Start of RECORD SET

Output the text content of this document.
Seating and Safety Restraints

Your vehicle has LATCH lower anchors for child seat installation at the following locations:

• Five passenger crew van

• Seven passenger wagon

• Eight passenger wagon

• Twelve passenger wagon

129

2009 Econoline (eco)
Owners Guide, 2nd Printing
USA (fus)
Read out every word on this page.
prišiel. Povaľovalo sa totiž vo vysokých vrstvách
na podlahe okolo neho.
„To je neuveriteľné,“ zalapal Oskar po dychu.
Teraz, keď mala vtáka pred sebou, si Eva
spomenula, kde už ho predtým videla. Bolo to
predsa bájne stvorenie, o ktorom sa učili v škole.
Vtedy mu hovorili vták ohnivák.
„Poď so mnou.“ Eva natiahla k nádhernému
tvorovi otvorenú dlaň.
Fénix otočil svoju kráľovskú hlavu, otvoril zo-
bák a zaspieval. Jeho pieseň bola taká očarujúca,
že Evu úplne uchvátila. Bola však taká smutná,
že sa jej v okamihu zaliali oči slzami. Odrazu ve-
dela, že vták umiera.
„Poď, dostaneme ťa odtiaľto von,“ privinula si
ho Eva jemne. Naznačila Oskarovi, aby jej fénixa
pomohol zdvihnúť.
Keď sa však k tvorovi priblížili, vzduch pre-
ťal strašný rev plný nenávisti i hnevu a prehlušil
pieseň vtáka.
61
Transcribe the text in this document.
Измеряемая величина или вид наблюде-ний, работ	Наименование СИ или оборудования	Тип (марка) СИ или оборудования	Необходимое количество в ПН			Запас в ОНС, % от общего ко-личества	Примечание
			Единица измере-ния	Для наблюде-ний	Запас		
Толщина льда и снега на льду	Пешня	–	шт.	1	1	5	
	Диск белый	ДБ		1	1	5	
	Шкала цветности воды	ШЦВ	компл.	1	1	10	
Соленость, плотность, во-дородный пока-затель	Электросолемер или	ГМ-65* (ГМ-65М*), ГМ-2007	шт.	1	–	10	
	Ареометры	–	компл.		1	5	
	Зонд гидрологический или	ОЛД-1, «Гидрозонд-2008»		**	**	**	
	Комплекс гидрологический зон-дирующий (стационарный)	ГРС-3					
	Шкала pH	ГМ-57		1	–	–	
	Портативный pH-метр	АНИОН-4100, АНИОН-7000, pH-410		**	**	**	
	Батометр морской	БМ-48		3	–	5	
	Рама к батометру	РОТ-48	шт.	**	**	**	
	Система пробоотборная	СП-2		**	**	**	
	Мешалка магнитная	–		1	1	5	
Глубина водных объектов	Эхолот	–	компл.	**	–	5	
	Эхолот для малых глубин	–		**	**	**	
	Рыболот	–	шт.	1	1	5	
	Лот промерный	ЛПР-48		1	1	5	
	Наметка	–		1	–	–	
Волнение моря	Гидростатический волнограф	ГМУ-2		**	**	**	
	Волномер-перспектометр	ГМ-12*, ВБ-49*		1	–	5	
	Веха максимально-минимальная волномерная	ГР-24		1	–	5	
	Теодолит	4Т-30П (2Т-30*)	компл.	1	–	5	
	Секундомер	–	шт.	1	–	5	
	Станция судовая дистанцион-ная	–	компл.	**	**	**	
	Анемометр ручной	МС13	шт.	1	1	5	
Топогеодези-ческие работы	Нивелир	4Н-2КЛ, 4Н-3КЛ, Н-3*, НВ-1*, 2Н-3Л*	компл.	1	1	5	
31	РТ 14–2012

End of RECORD SET

> BRIEF: Report only how many lines in the entries contain "Эхолот".

> TASK ANSWER: 2